Start of STORED DATA

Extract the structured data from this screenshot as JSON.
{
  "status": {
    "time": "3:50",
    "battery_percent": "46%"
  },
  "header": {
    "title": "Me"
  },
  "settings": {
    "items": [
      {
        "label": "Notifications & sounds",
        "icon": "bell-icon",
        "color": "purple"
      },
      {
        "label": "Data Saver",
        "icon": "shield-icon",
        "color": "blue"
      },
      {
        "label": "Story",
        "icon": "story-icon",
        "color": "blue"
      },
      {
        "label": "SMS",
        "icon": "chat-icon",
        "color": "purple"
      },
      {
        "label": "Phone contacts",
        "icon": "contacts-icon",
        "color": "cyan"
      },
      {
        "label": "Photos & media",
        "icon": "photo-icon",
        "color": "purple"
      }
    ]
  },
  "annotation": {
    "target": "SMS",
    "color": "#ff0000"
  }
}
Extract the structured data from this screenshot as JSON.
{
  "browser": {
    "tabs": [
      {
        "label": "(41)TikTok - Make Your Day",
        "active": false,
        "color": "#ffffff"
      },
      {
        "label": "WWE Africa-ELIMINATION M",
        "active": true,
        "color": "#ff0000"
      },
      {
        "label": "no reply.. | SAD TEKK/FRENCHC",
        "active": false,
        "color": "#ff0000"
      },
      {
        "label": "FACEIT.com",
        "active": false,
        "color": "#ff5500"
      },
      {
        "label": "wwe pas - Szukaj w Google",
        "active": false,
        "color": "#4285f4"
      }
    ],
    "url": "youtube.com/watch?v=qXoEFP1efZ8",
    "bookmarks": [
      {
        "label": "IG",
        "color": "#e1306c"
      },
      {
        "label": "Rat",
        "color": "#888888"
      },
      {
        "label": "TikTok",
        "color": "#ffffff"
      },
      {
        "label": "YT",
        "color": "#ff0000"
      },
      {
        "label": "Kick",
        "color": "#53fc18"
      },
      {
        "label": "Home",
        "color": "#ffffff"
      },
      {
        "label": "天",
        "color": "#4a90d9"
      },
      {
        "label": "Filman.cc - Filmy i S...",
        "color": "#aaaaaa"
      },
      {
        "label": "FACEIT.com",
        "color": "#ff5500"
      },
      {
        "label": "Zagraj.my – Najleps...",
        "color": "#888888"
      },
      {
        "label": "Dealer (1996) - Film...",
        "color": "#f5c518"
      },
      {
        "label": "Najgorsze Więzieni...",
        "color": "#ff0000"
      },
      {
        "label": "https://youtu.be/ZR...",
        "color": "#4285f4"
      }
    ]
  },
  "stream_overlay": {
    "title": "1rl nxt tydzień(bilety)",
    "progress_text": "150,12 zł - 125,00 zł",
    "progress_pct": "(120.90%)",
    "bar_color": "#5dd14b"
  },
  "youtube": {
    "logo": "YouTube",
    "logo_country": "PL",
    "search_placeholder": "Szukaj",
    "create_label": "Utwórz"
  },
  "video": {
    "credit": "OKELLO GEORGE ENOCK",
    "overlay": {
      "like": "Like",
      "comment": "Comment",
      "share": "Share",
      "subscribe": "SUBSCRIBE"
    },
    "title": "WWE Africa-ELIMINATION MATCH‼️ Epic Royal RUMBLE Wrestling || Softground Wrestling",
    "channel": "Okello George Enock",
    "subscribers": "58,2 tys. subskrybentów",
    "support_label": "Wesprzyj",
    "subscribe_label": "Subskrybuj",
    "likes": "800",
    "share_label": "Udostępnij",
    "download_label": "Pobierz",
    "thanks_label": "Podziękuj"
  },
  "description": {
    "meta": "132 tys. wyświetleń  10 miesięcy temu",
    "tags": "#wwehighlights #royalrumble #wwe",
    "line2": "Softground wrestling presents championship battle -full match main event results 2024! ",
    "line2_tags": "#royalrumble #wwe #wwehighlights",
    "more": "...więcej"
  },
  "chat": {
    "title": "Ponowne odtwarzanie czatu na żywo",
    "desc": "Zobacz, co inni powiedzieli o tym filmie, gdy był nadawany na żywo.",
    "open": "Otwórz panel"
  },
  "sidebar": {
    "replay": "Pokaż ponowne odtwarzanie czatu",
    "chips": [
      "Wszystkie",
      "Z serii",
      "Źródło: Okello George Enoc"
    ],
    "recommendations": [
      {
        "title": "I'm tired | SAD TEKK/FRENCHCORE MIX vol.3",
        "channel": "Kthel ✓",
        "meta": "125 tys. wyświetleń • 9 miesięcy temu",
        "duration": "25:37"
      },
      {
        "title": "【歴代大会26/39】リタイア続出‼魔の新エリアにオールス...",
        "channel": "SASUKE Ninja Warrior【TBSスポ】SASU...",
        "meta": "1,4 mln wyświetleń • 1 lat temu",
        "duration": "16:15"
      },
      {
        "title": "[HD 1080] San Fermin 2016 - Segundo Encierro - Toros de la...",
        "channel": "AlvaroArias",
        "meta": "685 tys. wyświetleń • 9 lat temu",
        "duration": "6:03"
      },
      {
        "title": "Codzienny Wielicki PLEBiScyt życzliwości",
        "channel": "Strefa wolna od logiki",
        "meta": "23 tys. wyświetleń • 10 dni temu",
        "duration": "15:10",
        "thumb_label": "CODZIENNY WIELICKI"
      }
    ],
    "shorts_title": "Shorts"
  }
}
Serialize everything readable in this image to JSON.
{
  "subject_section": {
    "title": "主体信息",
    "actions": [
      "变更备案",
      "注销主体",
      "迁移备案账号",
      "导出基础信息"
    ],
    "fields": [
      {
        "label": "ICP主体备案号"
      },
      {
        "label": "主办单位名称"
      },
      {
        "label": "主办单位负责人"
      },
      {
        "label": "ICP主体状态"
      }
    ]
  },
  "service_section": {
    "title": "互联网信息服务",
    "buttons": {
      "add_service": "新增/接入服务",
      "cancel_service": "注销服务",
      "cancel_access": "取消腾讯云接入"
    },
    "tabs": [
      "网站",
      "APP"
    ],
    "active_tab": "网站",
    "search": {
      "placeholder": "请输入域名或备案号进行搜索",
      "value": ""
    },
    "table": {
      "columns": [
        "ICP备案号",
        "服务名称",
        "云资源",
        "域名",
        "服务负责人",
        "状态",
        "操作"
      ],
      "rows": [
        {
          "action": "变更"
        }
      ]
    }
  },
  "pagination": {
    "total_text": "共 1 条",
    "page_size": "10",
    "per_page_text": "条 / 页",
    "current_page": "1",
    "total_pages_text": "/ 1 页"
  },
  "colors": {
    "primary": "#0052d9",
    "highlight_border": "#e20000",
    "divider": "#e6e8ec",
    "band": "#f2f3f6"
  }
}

End of STORED DATA

▶ [YOUR GOAL]: Work out the number of lines above that include the string "żywo" and write only that number.

▶ [RESPONSE]: 2